[START OF Listed entries]

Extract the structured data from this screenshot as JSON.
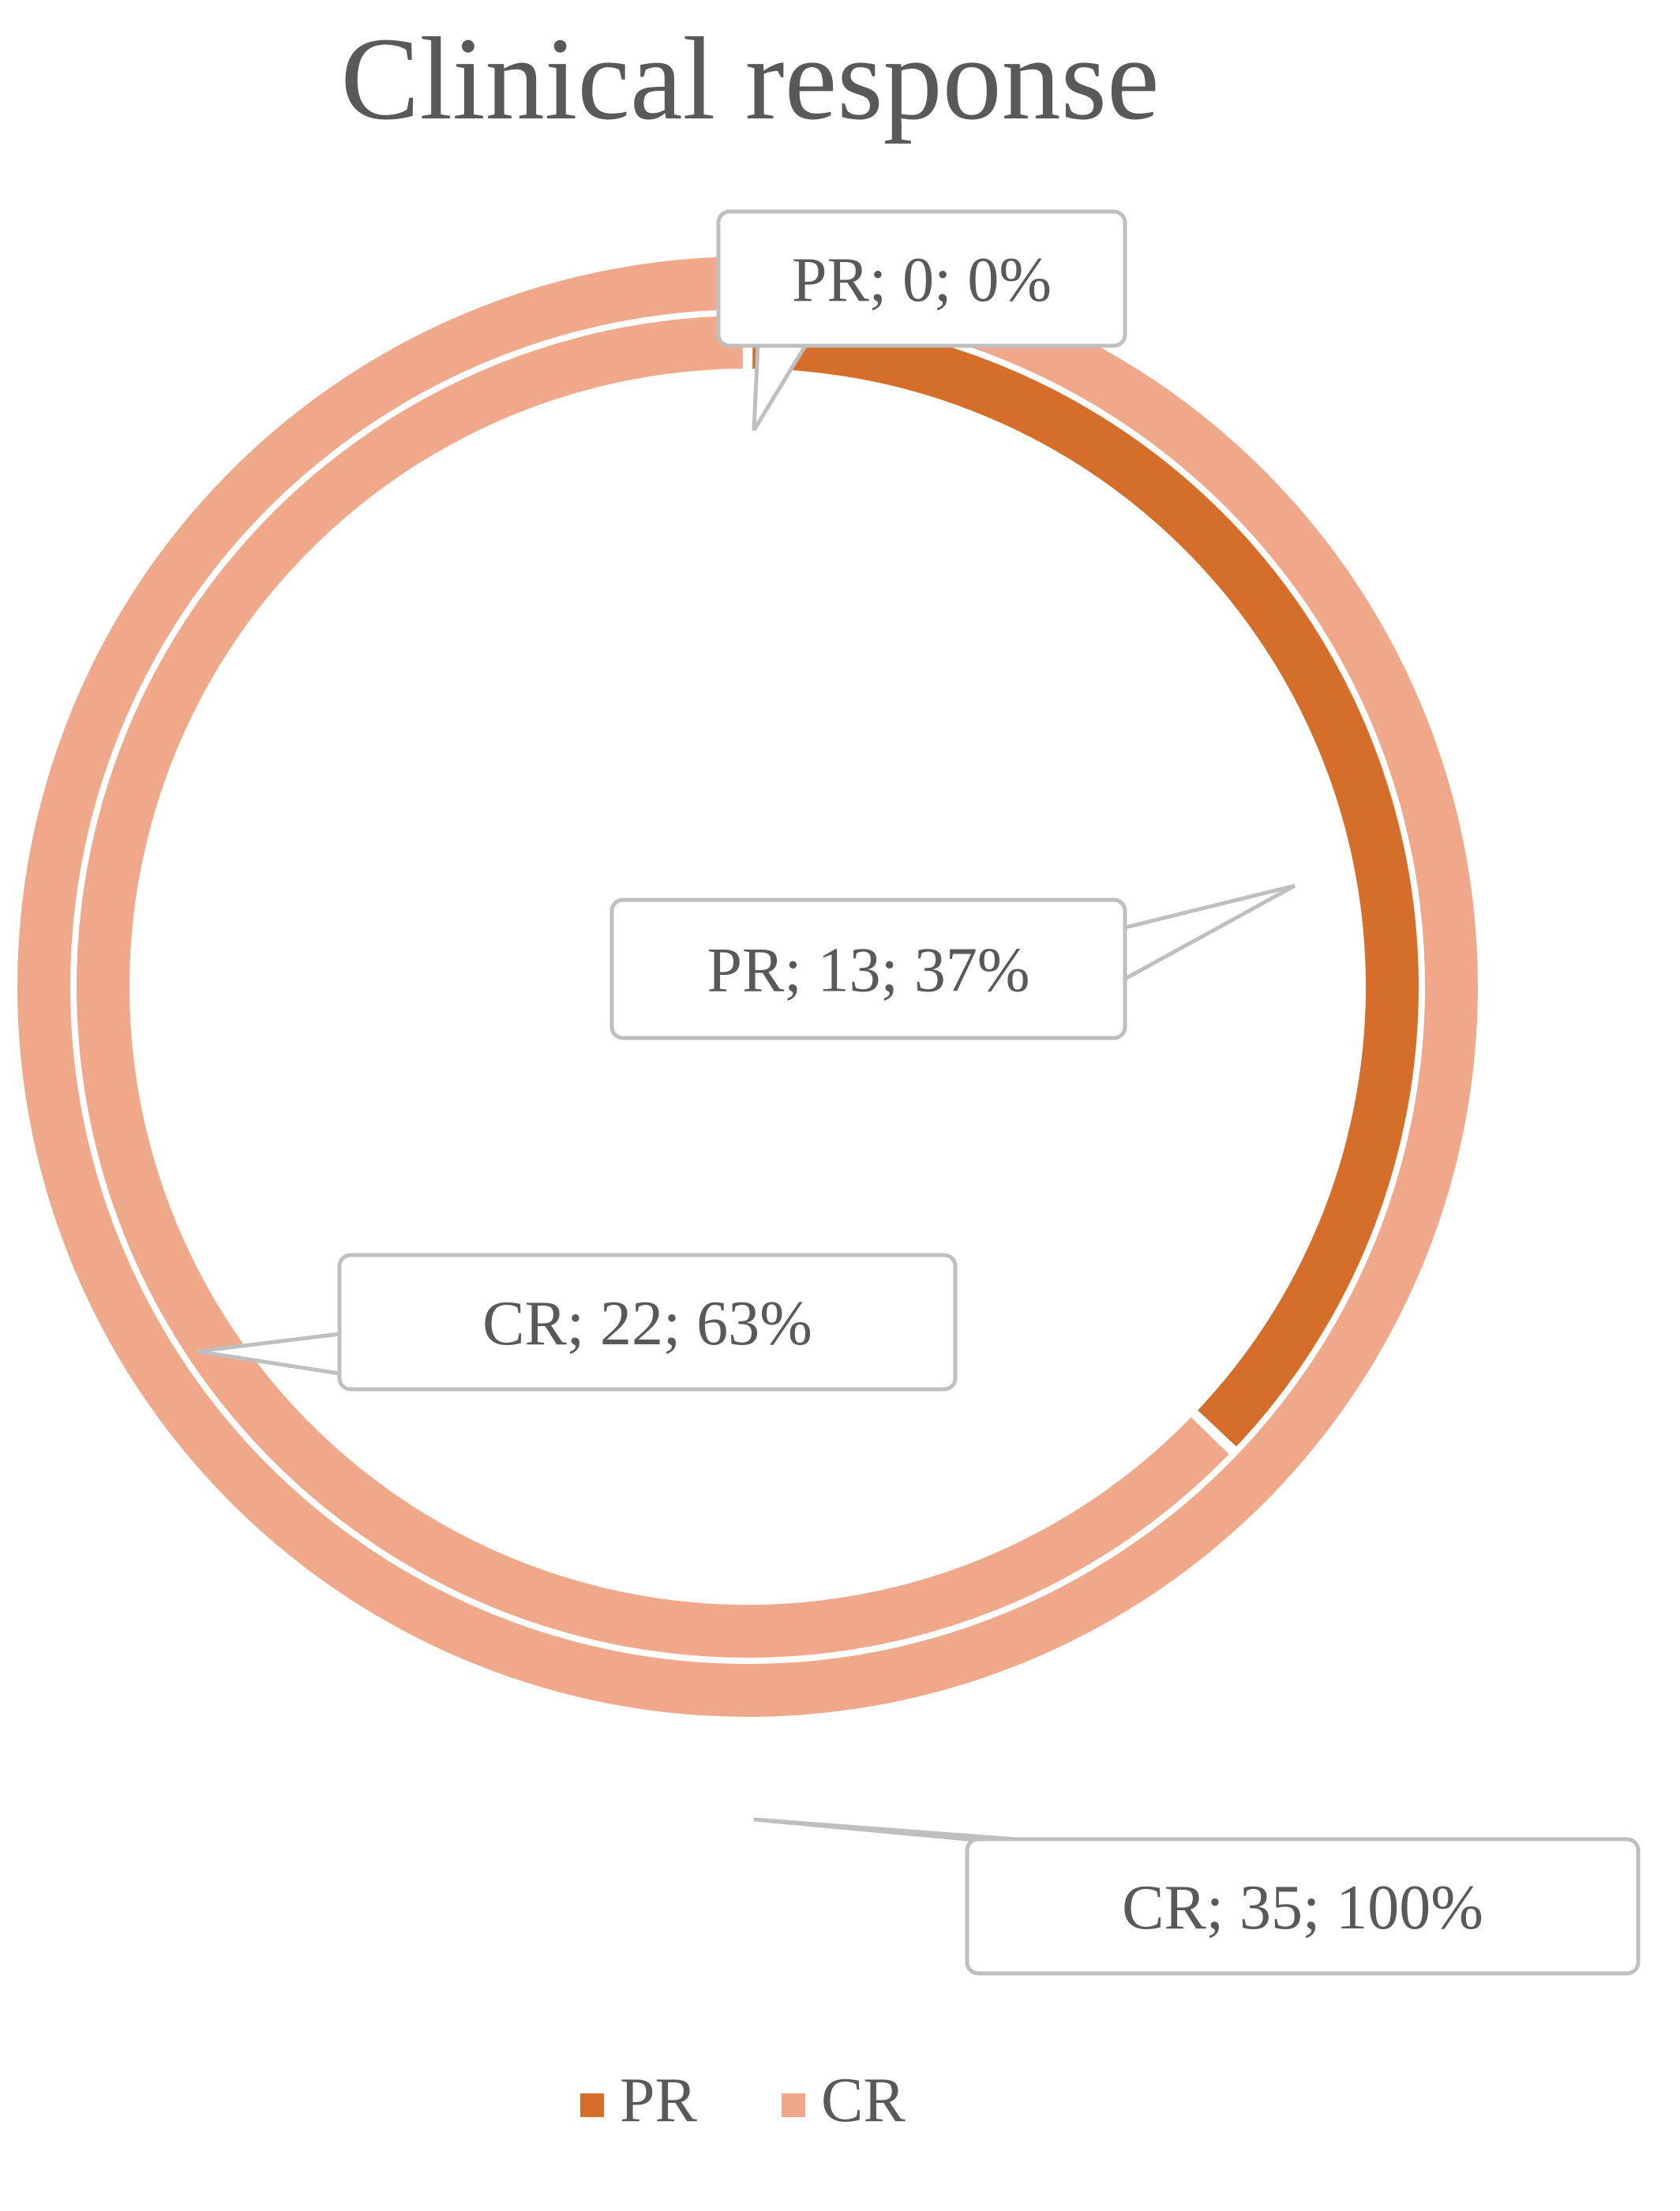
{
  "colors": {
    "PR": "#d56e2b",
    "CR": "#f0a88a"
  },
  "chart_data": {
    "type": "pie",
    "subtype": "doughnut",
    "title": "Clinical response",
    "legend": {
      "placement": "bottom",
      "entries": [
        "PR",
        "CR"
      ]
    },
    "categories": [
      "PR",
      "CR"
    ],
    "series": [
      {
        "ring": "outer",
        "values": [
          0,
          35
        ],
        "percentages": [
          "0%",
          "100%"
        ],
        "labels": [
          "PR; 0; 0%",
          "CR; 35; 100%"
        ]
      },
      {
        "ring": "inner",
        "values": [
          13,
          22
        ],
        "percentages": [
          "37%",
          "63%"
        ],
        "labels": [
          "PR; 13; 37%",
          "CR; 22; 63%"
        ]
      }
    ]
  }
}
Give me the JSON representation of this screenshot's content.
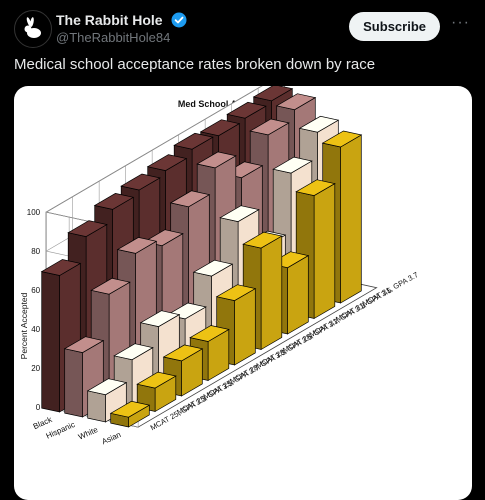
{
  "tweet": {
    "display_name": "The Rabbit Hole",
    "handle": "@TheRabbitHole84",
    "subscribe_label": "Subscribe",
    "more_label": "···",
    "text": "Medical school acceptance rates broken down by race"
  },
  "colors": {
    "background": "#000000",
    "verified": "#1d9bf0",
    "subscribe_bg": "#eff3f4",
    "muted": "#71767b"
  },
  "chart_data": {
    "type": "bar",
    "title": "Med School Acceptance Rates",
    "ylabel": "Percent Accepted",
    "ylim": [
      0,
      100
    ],
    "yticks": [
      0,
      20,
      40,
      60,
      80,
      100
    ],
    "grid": true,
    "categories": [
      "Black",
      "Hispanic",
      "White",
      "Asian"
    ],
    "series": [
      {
        "name": "MCAT 25, GPA 3.3",
        "values": [
          70,
          33,
          14,
          5
        ]
      },
      {
        "name": "MCAT 25, GPA 3.5",
        "values": [
          82,
          55,
          24,
          12
        ]
      },
      {
        "name": "MCAT 25, GPA 3.7",
        "values": [
          88,
          68,
          33,
          18
        ]
      },
      {
        "name": "MCAT 28, GPA 3.3",
        "values": [
          90,
          64,
          29,
          20
        ]
      },
      {
        "name": "MCAT 28, GPA 3.5",
        "values": [
          92,
          76,
          43,
          33
        ]
      },
      {
        "name": "MCAT 28, GPA 3.7",
        "values": [
          95,
          88,
          63,
          52
        ]
      },
      {
        "name": "MCAT 31, GPA 3.3",
        "values": [
          94,
          75,
          42,
          34
        ]
      },
      {
        "name": "MCAT 31, GPA 3.5",
        "values": [
          95,
          89,
          72,
          63
        ]
      },
      {
        "name": "MCAT 31, GPA 3.7",
        "values": [
          96,
          94,
          85,
          80
        ]
      }
    ],
    "palette": [
      "#5b2e2d",
      "#a47877",
      "#f4e1cf",
      "#c9a411"
    ]
  }
}
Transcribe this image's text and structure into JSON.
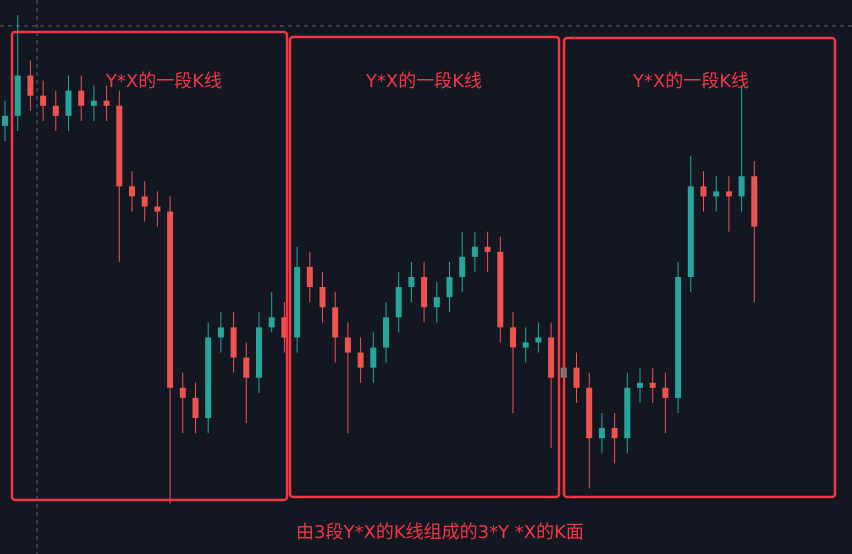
{
  "chart_data": {
    "type": "candlestick",
    "candles": [
      [
        85,
        90,
        82,
        87
      ],
      [
        87,
        107,
        84,
        95
      ],
      [
        95,
        98,
        88,
        91
      ],
      [
        91,
        94,
        86,
        89
      ],
      [
        89,
        92,
        84,
        87
      ],
      [
        87,
        95,
        84,
        92
      ],
      [
        92,
        95,
        86,
        89
      ],
      [
        89,
        93,
        86,
        90
      ],
      [
        90,
        93,
        86,
        89
      ],
      [
        89,
        92,
        58,
        73
      ],
      [
        73,
        76,
        68,
        71
      ],
      [
        71,
        74,
        66,
        69
      ],
      [
        69,
        72,
        65,
        68
      ],
      [
        68,
        71,
        10,
        33
      ],
      [
        33,
        36,
        24,
        31
      ],
      [
        31,
        34,
        24,
        27
      ],
      [
        27,
        46,
        24,
        43
      ],
      [
        43,
        48,
        40,
        45
      ],
      [
        45,
        48,
        36,
        39
      ],
      [
        39,
        42,
        26,
        35
      ],
      [
        35,
        48,
        32,
        45
      ],
      [
        45,
        52,
        44,
        47
      ],
      [
        47,
        50,
        40,
        43
      ],
      [
        43,
        61,
        40,
        57
      ],
      [
        57,
        60,
        50,
        53
      ],
      [
        53,
        56,
        46,
        49
      ],
      [
        49,
        52,
        38,
        43
      ],
      [
        43,
        46,
        24,
        40
      ],
      [
        40,
        43,
        34,
        37
      ],
      [
        37,
        44,
        34,
        41
      ],
      [
        41,
        50,
        38,
        47
      ],
      [
        47,
        56,
        44,
        53
      ],
      [
        53,
        58,
        50,
        55
      ],
      [
        55,
        58,
        46,
        49
      ],
      [
        49,
        54,
        46,
        51
      ],
      [
        51,
        58,
        48,
        55
      ],
      [
        55,
        64,
        52,
        59
      ],
      [
        59,
        64,
        56,
        61
      ],
      [
        61,
        64,
        56,
        60
      ],
      [
        60,
        63,
        42,
        45
      ],
      [
        45,
        48,
        28,
        41
      ],
      [
        41,
        45,
        38,
        42
      ],
      [
        42,
        46,
        40,
        43
      ],
      [
        43,
        46,
        21,
        35
      ],
      [
        35,
        40,
        32,
        37
      ],
      [
        37,
        40,
        30,
        33
      ],
      [
        33,
        36,
        13,
        23
      ],
      [
        23,
        28,
        20,
        25
      ],
      [
        25,
        28,
        18,
        23
      ],
      [
        23,
        36,
        20,
        33
      ],
      [
        33,
        37,
        30,
        34
      ],
      [
        34,
        37,
        30,
        33
      ],
      [
        33,
        36,
        24,
        31
      ],
      [
        31,
        58,
        28,
        55
      ],
      [
        55,
        79,
        52,
        73
      ],
      [
        73,
        76,
        68,
        71
      ],
      [
        71,
        75,
        68,
        72
      ],
      [
        72,
        75,
        64,
        71
      ],
      [
        71,
        93,
        68,
        75
      ],
      [
        75,
        78,
        50,
        65
      ]
    ],
    "ylim": [
      0,
      110
    ],
    "up_color": "#26a69a",
    "down_color": "#ef5350",
    "box_labels": [
      "Y*X的一段K线",
      "Y*X的一段K线",
      "Y*X的一段K线"
    ],
    "caption": "由3段Y*X的K线组成的3*Y *X的K面"
  }
}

[END OF Listed entries]

Problem: Return the material exactly as given, apart from the pictures.

Exercise answer:
Extract the structured data from this screenshot as JSON.
{
  "colors": {
    "PR": "#d56e2b",
    "CR": "#f0a88a"
  },
  "chart_data": {
    "type": "pie",
    "subtype": "doughnut",
    "title": "Clinical response",
    "legend": {
      "placement": "bottom",
      "entries": [
        "PR",
        "CR"
      ]
    },
    "categories": [
      "PR",
      "CR"
    ],
    "series": [
      {
        "ring": "outer",
        "values": [
          0,
          35
        ],
        "percentages": [
          "0%",
          "100%"
        ],
        "labels": [
          "PR; 0; 0%",
          "CR; 35; 100%"
        ]
      },
      {
        "ring": "inner",
        "values": [
          13,
          22
        ],
        "percentages": [
          "37%",
          "63%"
        ],
        "labels": [
          "PR; 13; 37%",
          "CR; 22; 63%"
        ]
      }
    ]
  }
}
Give me the JSON representation of this screenshot's content.
{
  "tweet": {
    "display_name": "The Rabbit Hole",
    "handle": "@TheRabbitHole84",
    "subscribe_label": "Subscribe",
    "more_label": "···",
    "text": "Medical school acceptance rates broken down by race"
  },
  "colors": {
    "background": "#000000",
    "verified": "#1d9bf0",
    "subscribe_bg": "#eff3f4",
    "muted": "#71767b"
  },
  "chart_data": {
    "type": "bar",
    "title": "Med School Acceptance Rates",
    "ylabel": "Percent Accepted",
    "ylim": [
      0,
      100
    ],
    "yticks": [
      0,
      20,
      40,
      60,
      80,
      100
    ],
    "grid": true,
    "categories": [
      "Black",
      "Hispanic",
      "White",
      "Asian"
    ],
    "series": [
      {
        "name": "MCAT 25, GPA 3.3",
        "values": [
          70,
          33,
          14,
          5
        ]
      },
      {
        "name": "MCAT 25, GPA 3.5",
        "values": [
          82,
          55,
          24,
          12
        ]
      },
      {
        "name": "MCAT 25, GPA 3.7",
        "values": [
          88,
          68,
          33,
          18
        ]
      },
      {
        "name": "MCAT 28, GPA 3.3",
        "values": [
          90,
          64,
          29,
          20
        ]
      },
      {
        "name": "MCAT 28, GPA 3.5",
        "values": [
          92,
          76,
          43,
          33
        ]
      },
      {
        "name": "MCAT 28, GPA 3.7",
        "values": [
          95,
          88,
          63,
          52
        ]
      },
      {
        "name": "MCAT 31, GPA 3.3",
        "values": [
          94,
          75,
          42,
          34
        ]
      },
      {
        "name": "MCAT 31, GPA 3.5",
        "values": [
          95,
          89,
          72,
          63
        ]
      },
      {
        "name": "MCAT 31, GPA 3.7",
        "values": [
          96,
          94,
          85,
          80
        ]
      }
    ],
    "palette": [
      "#5b2e2d",
      "#a47877",
      "#f4e1cf",
      "#c9a411"
    ]
  }
}
Transcribe this image's text and structure into JSON.
{
  "chart_data": {
    "type": "candlestick",
    "candles": [
      [
        85,
        90,
        82,
        87
      ],
      [
        87,
        107,
        84,
        95
      ],
      [
        95,
        98,
        88,
        91
      ],
      [
        91,
        94,
        86,
        89
      ],
      [
        89,
        92,
        84,
        87
      ],
      [
        87,
        95,
        84,
        92
      ],
      [
        92,
        95,
        86,
        89
      ],
      [
        89,
        93,
        86,
        90
      ],
      [
        90,
        93,
        86,
        89
      ],
      [
        89,
        92,
        58,
        73
      ],
      [
        73,
        76,
        68,
        71
      ],
      [
        71,
        74,
        66,
        69
      ],
      [
        69,
        72,
        65,
        68
      ],
      [
        68,
        71,
        10,
        33
      ],
      [
        33,
        36,
        24,
        31
      ],
      [
        31,
        34,
        24,
        27
      ],
      [
        27,
        46,
        24,
        43
      ],
      [
        43,
        48,
        40,
        45
      ],
      [
        45,
        48,
        36,
        39
      ],
      [
        39,
        42,
        26,
        35
      ],
      [
        35,
        48,
        32,
        45
      ],
      [
        45,
        52,
        44,
        47
      ],
      [
        47,
        50,
        40,
        43
      ],
      [
        43,
        61,
        40,
        57
      ],
      [
        57,
        60,
        50,
        53
      ],
      [
        53,
        56,
        46,
        49
      ],
      [
        49,
        52,
        38,
        43
      ],
      [
        43,
        46,
        24,
        40
      ],
      [
        40,
        43,
        34,
        37
      ],
      [
        37,
        44,
        34,
        41
      ],
      [
        41,
        50,
        38,
        47
      ],
      [
        47,
        56,
        44,
        53
      ],
      [
        53,
        58,
        50,
        55
      ],
      [
        55,
        58,
        46,
        49
      ],
      [
        49,
        54,
        46,
        51
      ],
      [
        51,
        58,
        48,
        55
      ],
      [
        55,
        64,
        52,
        59
      ],
      [
        59,
        64,
        56,
        61
      ],
      [
        61,
        64,
        56,
        60
      ],
      [
        60,
        63,
        42,
        45
      ],
      [
        45,
        48,
        28,
        41
      ],
      [
        41,
        45,
        38,
        42
      ],
      [
        42,
        46,
        40,
        43
      ],
      [
        43,
        46,
        21,
        35
      ],
      [
        35,
        40,
        32,
        37
      ],
      [
        37,
        40,
        30,
        33
      ],
      [
        33,
        36,
        13,
        23
      ],
      [
        23,
        28,
        20,
        25
      ],
      [
        25,
        28,
        18,
        23
      ],
      [
        23,
        36,
        20,
        33
      ],
      [
        33,
        37,
        30,
        34
      ],
      [
        34,
        37,
        30,
        33
      ],
      [
        33,
        36,
        24,
        31
      ],
      [
        31,
        58,
        28,
        55
      ],
      [
        55,
        79,
        52,
        73
      ],
      [
        73,
        76,
        68,
        71
      ],
      [
        71,
        75,
        68,
        72
      ],
      [
        72,
        75,
        64,
        71
      ],
      [
        71,
        93,
        68,
        75
      ],
      [
        75,
        78,
        50,
        65
      ]
    ],
    "ylim": [
      0,
      110
    ],
    "up_color": "#26a69a",
    "down_color": "#ef5350",
    "box_labels": [
      "Y*X的一段K线",
      "Y*X的一段K线",
      "Y*X的一段K线"
    ],
    "caption": "由3段Y*X的K线组成的3*Y *X的K面"
  }
}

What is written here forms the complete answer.